#### [Goal of the exercise]
Format every line of the material below as a JSON list of strings, one string per line, leaving out blank lines.

#### [Exercise input]
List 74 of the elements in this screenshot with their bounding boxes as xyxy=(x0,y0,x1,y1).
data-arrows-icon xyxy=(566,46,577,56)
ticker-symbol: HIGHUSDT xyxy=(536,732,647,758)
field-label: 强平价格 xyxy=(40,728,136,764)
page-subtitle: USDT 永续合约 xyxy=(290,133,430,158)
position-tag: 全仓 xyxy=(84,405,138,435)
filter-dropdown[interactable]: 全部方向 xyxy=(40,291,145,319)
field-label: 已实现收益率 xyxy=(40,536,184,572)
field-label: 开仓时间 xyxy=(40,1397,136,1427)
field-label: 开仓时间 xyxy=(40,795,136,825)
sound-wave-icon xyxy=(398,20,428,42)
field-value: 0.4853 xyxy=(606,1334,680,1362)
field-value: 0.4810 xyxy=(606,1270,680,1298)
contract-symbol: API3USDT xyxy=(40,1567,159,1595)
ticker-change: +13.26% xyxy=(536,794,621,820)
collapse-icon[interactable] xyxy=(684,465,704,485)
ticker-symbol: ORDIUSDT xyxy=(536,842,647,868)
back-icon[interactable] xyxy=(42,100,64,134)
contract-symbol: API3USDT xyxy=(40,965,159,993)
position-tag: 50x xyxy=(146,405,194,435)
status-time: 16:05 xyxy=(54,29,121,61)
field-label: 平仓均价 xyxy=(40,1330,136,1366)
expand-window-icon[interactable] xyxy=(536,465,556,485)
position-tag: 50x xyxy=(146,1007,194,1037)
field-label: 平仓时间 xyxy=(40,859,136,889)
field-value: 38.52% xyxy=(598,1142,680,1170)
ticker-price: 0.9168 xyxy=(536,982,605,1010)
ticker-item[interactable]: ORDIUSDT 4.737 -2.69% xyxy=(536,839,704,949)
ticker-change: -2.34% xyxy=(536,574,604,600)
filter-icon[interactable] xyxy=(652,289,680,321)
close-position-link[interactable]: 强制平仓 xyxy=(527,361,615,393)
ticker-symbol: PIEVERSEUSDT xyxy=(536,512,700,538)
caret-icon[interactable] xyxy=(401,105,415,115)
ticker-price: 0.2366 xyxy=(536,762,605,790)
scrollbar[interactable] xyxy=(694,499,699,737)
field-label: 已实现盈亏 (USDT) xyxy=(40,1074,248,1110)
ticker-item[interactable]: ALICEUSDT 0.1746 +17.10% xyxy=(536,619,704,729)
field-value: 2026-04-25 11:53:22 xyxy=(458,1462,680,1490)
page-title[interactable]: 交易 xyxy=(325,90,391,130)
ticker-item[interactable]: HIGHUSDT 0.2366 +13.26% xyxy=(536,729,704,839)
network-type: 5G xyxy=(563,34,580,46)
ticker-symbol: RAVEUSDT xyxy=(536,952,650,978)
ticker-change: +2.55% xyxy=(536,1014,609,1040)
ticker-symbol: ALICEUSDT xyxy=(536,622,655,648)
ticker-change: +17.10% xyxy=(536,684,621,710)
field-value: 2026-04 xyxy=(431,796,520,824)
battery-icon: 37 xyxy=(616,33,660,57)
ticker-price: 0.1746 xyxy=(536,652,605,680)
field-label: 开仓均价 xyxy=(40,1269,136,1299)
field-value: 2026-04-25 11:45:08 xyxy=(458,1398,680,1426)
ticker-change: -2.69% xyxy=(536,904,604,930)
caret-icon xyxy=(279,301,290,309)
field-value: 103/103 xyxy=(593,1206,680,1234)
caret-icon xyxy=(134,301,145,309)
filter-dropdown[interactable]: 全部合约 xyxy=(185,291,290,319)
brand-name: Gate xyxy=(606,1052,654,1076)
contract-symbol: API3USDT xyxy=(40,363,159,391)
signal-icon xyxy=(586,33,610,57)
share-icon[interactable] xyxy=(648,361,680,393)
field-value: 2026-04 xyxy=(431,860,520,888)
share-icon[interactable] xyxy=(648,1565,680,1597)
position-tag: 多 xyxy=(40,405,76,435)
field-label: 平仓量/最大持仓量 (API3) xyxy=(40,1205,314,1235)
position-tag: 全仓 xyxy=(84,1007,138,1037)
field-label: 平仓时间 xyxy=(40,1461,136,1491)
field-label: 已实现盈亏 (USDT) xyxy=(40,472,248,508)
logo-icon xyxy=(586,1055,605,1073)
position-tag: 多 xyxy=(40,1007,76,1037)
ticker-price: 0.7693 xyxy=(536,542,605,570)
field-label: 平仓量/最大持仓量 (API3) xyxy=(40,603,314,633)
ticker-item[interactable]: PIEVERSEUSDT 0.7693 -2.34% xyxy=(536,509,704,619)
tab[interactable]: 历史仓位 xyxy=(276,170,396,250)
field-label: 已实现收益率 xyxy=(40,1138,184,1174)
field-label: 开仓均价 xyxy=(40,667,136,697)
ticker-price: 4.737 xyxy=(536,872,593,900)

#### [Written answer]
[
  "List 74 of the elements in this screenshot with their bounding boxes as xyxy=(x0,y0,x1,y1).",
  "data-arrows-icon xyxy=(566,46,577,56)",
  "ticker-symbol: HIGHUSDT xyxy=(536,732,647,758)",
  "field-label: 强平价格 xyxy=(40,728,136,764)",
  "page-subtitle: USDT 永续合约 xyxy=(290,133,430,158)",
  "position-tag: 全仓 xyxy=(84,405,138,435)",
  "filter-dropdown[interactable]: 全部方向 xyxy=(40,291,145,319)",
  "field-label: 已实现收益率 xyxy=(40,536,184,572)",
  "field-label: 开仓时间 xyxy=(40,1397,136,1427)",
  "field-label: 开仓时间 xyxy=(40,795,136,825)",
  "sound-wave-icon xyxy=(398,20,428,42)",
  "field-value: 0.4853 xyxy=(606,1334,680,1362)",
  "field-value: 0.4810 xyxy=(606,1270,680,1298)",
  "contract-symbol: API3USDT xyxy=(40,1567,159,1595)",
  "ticker-change: +13.26% xyxy=(536,794,621,820)",
  "collapse-icon[interactable] xyxy=(684,465,704,485)",
  "ticker-symbol: ORDIUSDT xyxy=(536,842,647,868)",
  "back-icon[interactable] xyxy=(42,100,64,134)",
  "contract-symbol: API3USDT xyxy=(40,965,159,993)",
  "position-tag: 50x xyxy=(146,405,194,435)",
  "status-time: 16:05 xyxy=(54,29,121,61)",
  "field-label: 平仓均价 xyxy=(40,1330,136,1366)",
  "expand-window-icon[interactable] xyxy=(536,465,556,485)",
  "position-tag: 50x xyxy=(146,1007,194,1037)",
  "field-label: 平仓时间 xyxy=(40,859,136,889)",
  "field-value: 38.52% xyxy=(598,1142,680,1170)",
  "ticker-price: 0.9168 xyxy=(536,982,605,1010)",
  "ticker-item[interactable]: ORDIUSDT 4.737 -2.69% xyxy=(536,839,704,949)",
  "ticker-change: -2.34% xyxy=(536,574,604,600)",
  "filter-icon[interactable] xyxy=(652,289,680,321)",
  "close-position-link[interactable]: 强制平仓 xyxy=(527,361,615,393)",
  "ticker-symbol: PIEVERSEUSDT xyxy=(536,512,700,538)",
  "caret-icon[interactable] xyxy=(401,105,415,115)",
  "ticker-price: 0.2366 xyxy=(536,762,605,790)",
  "scrollbar[interactable] xyxy=(694,499,699,737)",
  "field-label: 已实现盈亏 (USDT) xyxy=(40,1074,248,1110)",
  "ticker-item[interactable]: ALICEUSDT 0.1746 +17.10% xyxy=(536,619,704,729)",
  "field-value: 2026-04-25 11:53:22 xyxy=(458,1462,680,1490)",
  "page-title[interactable]: 交易 xyxy=(325,90,391,130)",
  "ticker-item[interactable]: HIGHUSDT 0.2366 +13.26% xyxy=(536,729,704,839)",
  "network-type: 5G xyxy=(563,34,580,46)",
  "ticker-symbol: RAVEUSDT xyxy=(536,952,650,978)",
  "ticker-change: +2.55% xyxy=(536,1014,609,1040)",
  "ticker-symbol: ALICEUSDT xyxy=(536,622,655,648)",
  "ticker-change: +17.10% xyxy=(536,684,621,710)",
  "field-value: 2026-04 xyxy=(431,796,520,824)",
  "battery-icon: 37 xyxy=(616,33,660,57)",
  "ticker-price: 0.1746 xyxy=(536,652,605,680)",
  "field-label: 开仓均价 xyxy=(40,1269,136,1299)",
  "field-value: 2026-04-25 11:45:08 xyxy=(458,1398,680,1426)",
  "ticker-change: -2.69% xyxy=(536,904,604,930)",
  "caret-icon xyxy=(279,301,290,309)",
  "field-value: 103/103 xyxy=(593,1206,680,1234)",
  "caret-icon xyxy=(134,301,145,309)",
  "filter-dropdown[interactable]: 全部合约 xyxy=(185,291,290,319)",
  "brand-name: Gate xyxy=(606,1052,654,1076)",
  "contract-symbol: API3USDT xyxy=(40,363,159,391)",
  "signal-icon xyxy=(586,33,610,57)",
  "share-icon[interactable] xyxy=(648,361,680,393)",
  "field-value: 2026-04 xyxy=(431,860,520,888)",
  "share-icon[interactable] xyxy=(648,1565,680,1597)",
  "position-tag: 多 xyxy=(40,405,76,435)",
  "field-label: 平仓量/最大持仓量 (API3) xyxy=(40,1205,314,1235)",
  "position-tag: 全仓 xyxy=(84,1007,138,1037)",
  "field-label: 平仓时间 xyxy=(40,1461,136,1491)",
  "field-label: 已实现盈亏 (USDT) xyxy=(40,472,248,508)",
  "logo-icon xyxy=(586,1055,605,1073)",
  "position-tag: 多 xyxy=(40,1007,76,1037)",
  "ticker-price: 0.7693 xyxy=(536,542,605,570)",
  "field-label: 平仓量/最大持仓量 (API3) xyxy=(40,603,314,633)",
  "ticker-item[interactable]: PIEVERSEUSDT 0.7693 -2.34% xyxy=(536,509,704,619)",
  "tab[interactable]: 历史仓位 xyxy=(276,170,396,250)",
  "field-label: 已实现收益率 xyxy=(40,1138,184,1174)",
  "field-label: 开仓均价 xyxy=(40,667,136,697)",
  "ticker-price: 4.737 xyxy=(536,872,593,900)"
]